START DATA SECTION

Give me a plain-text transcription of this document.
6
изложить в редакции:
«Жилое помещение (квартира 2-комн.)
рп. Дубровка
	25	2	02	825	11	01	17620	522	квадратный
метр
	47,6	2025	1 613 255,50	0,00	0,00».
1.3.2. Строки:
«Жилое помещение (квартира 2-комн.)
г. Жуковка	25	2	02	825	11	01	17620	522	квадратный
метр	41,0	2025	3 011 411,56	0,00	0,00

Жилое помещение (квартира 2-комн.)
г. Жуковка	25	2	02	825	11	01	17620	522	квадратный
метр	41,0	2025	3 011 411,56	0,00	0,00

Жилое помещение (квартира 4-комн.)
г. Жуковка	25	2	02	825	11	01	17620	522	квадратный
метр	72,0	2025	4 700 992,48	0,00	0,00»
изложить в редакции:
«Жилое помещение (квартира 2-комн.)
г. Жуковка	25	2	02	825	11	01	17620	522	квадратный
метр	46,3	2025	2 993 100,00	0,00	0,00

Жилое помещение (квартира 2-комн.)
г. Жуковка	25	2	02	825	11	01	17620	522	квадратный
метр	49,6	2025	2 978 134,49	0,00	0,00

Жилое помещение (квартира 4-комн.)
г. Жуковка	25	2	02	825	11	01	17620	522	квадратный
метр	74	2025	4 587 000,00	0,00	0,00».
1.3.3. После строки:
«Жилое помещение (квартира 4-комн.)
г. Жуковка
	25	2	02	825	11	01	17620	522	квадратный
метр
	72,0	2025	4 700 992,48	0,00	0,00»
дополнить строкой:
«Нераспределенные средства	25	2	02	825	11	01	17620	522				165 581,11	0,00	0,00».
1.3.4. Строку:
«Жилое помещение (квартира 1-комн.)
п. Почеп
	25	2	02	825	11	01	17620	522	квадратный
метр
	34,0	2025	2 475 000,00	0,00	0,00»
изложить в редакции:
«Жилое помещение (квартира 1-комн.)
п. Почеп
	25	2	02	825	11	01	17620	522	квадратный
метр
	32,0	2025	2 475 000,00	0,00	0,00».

END DATA SECTION

STATED GOAL => From the records above, extract everything verbatim.

RESULT OF THIS EXERCISE =>
Give me a plain-text transcription of this document.
6
изложить в редакции:
«Жилое помещение (квартира 2-комн.)
рп. Дубровка
	25	2	02	825	11	01	17620	522	квадратный
метр
	47,6	2025	1 613 255,50	0,00	0,00».
1.3.2. Строки:
«Жилое помещение (квартира 2-комн.)
г. Жуковка	25	2	02	825	11	01	17620	522	квадратный
метр	41,0	2025	3 011 411,56	0,00	0,00

Жилое помещение (квартира 2-комн.)
г. Жуковка	25	2	02	825	11	01	17620	522	квадратный
метр	41,0	2025	3 011 411,56	0,00	0,00

Жилое помещение (квартира 4-комн.)
г. Жуковка	25	2	02	825	11	01	17620	522	квадратный
метр	72,0	2025	4 700 992,48	0,00	0,00»
изложить в редакции:
«Жилое помещение (квартира 2-комн.)
г. Жуковка	25	2	02	825	11	01	17620	522	квадратный
метр	46,3	2025	2 993 100,00	0,00	0,00

Жилое помещение (квартира 2-комн.)
г. Жуковка	25	2	02	825	11	01	17620	522	квадратный
метр	49,6	2025	2 978 134,49	0,00	0,00

Жилое помещение (квартира 4-комн.)
г. Жуковка	25	2	02	825	11	01	17620	522	квадратный
метр	74	2025	4 587 000,00	0,00	0,00».
1.3.3. После строки:
«Жилое помещение (квартира 4-комн.)
г. Жуковка
	25	2	02	825	11	01	17620	522	квадратный
метр
	72,0	2025	4 700 992,48	0,00	0,00»
дополнить строкой:
«Нераспределенные средства	25	2	02	825	11	01	17620	522				165 581,11	0,00	0,00».
1.3.4. Строку:
«Жилое помещение (квартира 1-комн.)
п. Почеп
	25	2	02	825	11	01	17620	522	квадратный
метр
	34,0	2025	2 475 000,00	0,00	0,00»
изложить в редакции:
«Жилое помещение (квартира 1-комн.)
п. Почеп
	25	2	02	825	11	01	17620	522	квадратный
метр
	32,0	2025	2 475 000,00	0,00	0,00».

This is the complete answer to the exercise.